▸ RECORDS TO PROCESS:

/---

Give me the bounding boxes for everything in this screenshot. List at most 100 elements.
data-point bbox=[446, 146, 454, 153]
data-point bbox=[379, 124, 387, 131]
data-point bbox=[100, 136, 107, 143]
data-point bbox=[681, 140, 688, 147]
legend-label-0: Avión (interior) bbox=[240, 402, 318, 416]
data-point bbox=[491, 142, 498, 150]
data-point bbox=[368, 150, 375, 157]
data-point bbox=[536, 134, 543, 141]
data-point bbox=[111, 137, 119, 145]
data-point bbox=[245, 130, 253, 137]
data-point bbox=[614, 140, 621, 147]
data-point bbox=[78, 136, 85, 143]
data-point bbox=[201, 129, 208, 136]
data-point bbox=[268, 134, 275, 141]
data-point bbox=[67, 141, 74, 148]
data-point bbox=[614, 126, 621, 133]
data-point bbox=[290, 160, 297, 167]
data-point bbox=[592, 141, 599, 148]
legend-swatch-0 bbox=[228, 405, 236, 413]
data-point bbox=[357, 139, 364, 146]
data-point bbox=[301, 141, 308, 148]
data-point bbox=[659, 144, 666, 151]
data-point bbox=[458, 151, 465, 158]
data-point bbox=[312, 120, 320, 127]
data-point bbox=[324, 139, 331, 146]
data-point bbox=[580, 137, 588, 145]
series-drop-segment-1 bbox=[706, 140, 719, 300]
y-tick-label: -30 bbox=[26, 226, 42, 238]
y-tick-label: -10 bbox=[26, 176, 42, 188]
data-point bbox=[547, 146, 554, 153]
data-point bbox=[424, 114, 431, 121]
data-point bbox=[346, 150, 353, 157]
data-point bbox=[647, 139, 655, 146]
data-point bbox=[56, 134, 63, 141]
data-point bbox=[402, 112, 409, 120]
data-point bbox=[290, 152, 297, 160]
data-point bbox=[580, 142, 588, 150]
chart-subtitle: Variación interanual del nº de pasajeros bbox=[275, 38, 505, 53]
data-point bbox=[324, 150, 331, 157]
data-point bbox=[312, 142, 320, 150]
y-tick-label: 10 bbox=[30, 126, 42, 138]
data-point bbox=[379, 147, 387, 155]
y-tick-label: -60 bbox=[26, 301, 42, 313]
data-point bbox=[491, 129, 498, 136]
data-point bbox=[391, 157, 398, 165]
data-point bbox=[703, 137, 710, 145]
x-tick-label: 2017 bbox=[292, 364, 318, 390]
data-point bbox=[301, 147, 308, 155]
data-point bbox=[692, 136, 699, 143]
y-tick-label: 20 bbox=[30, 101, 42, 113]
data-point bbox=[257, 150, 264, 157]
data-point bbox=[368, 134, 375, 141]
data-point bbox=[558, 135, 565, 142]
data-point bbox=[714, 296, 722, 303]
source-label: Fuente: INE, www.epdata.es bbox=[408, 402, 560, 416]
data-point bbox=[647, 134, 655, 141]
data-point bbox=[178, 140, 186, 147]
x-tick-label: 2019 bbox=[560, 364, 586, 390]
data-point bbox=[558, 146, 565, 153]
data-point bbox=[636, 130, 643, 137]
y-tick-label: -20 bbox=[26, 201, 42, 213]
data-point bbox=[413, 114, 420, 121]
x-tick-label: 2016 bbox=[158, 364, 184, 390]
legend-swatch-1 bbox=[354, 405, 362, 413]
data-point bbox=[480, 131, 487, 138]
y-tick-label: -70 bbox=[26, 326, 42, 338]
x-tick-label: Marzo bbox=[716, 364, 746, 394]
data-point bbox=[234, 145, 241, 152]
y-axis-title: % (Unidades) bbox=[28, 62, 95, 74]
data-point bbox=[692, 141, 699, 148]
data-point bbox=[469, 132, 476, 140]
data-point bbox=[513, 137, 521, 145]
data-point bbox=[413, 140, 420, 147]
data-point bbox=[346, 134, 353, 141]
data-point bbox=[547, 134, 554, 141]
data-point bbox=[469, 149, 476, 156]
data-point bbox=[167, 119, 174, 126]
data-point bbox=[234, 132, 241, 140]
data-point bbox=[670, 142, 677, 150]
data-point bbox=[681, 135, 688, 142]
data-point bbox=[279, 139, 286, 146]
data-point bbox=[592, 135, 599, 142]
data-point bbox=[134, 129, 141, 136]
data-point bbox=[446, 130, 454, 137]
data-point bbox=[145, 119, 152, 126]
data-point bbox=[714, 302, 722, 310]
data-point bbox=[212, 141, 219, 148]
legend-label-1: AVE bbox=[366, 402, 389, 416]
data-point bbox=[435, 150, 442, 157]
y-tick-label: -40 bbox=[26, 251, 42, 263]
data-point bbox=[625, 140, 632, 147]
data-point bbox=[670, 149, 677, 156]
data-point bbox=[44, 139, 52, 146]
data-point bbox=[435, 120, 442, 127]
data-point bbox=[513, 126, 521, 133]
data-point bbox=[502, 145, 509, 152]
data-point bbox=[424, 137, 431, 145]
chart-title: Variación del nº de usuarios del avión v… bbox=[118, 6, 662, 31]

\---

▸ DO THIS: Reproduce the items from the first line through the line containing "data-point bbox=[78, 136, 85, 143]", substituting "legend-text-0" for "legend-label-0" and leaving all else unchanged.

▸ RESULT OF THE TASK:
Give me the bounding boxes for everything in this screenshot. List at most 100 elements.
data-point bbox=[446, 146, 454, 153]
data-point bbox=[379, 124, 387, 131]
data-point bbox=[100, 136, 107, 143]
data-point bbox=[681, 140, 688, 147]
legend-text-0: Avión (interior) bbox=[240, 402, 318, 416]
data-point bbox=[491, 142, 498, 150]
data-point bbox=[368, 150, 375, 157]
data-point bbox=[536, 134, 543, 141]
data-point bbox=[111, 137, 119, 145]
data-point bbox=[245, 130, 253, 137]
data-point bbox=[614, 140, 621, 147]
data-point bbox=[78, 136, 85, 143]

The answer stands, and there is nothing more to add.